SET TASK: Are you able to quote each entry exactly as written?

INPUT ROWS:

>> START

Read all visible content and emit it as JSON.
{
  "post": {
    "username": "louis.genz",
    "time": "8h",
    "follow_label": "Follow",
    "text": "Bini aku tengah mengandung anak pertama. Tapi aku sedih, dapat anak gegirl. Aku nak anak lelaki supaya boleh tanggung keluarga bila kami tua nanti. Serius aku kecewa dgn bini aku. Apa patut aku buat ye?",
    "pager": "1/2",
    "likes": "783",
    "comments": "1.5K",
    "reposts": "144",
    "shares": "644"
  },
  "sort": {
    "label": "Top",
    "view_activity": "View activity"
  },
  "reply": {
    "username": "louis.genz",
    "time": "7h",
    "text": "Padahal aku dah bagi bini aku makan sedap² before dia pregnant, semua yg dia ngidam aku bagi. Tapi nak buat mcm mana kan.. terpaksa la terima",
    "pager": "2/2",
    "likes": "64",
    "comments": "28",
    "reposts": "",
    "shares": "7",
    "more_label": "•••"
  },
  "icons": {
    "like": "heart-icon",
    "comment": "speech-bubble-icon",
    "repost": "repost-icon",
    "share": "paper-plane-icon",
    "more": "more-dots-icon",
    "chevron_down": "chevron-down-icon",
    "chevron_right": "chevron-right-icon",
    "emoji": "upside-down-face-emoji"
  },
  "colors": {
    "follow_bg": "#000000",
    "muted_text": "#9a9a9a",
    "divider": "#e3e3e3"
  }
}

>> END

RESULT OF THE TASK:
Read all visible content and emit it as JSON.
{
  "post": {
    "username": "louis.genz",
    "time": "8h",
    "follow_label": "Follow",
    "text": "Bini aku tengah mengandung anak pertama. Tapi aku sedih, dapat anak gegirl. Aku nak anak lelaki supaya boleh tanggung keluarga bila kami tua nanti. Serius aku kecewa dgn bini aku. Apa patut aku buat ye?",
    "pager": "1/2",
    "likes": "783",
    "comments": "1.5K",
    "reposts": "144",
    "shares": "644"
  },
  "sort": {
    "label": "Top",
    "view_activity": "View activity"
  },
  "reply": {
    "username": "louis.genz",
    "time": "7h",
    "text": "Padahal aku dah bagi bini aku makan sedap² before dia pregnant, semua yg dia ngidam aku bagi. Tapi nak buat mcm mana kan.. terpaksa la terima",
    "pager": "2/2",
    "likes": "64",
    "comments": "28",
    "reposts": "",
    "shares": "7",
    "more_label": "•••"
  },
  "icons": {
    "like": "heart-icon",
    "comment": "speech-bubble-icon",
    "repost": "repost-icon",
    "share": "paper-plane-icon",
    "more": "more-dots-icon",
    "chevron_down": "chevron-down-icon",
    "chevron_right": "chevron-right-icon",
    "emoji": "upside-down-face-emoji"
  },
  "colors": {
    "follow_bg": "#000000",
    "muted_text": "#9a9a9a",
    "divider": "#e3e3e3"
  }
}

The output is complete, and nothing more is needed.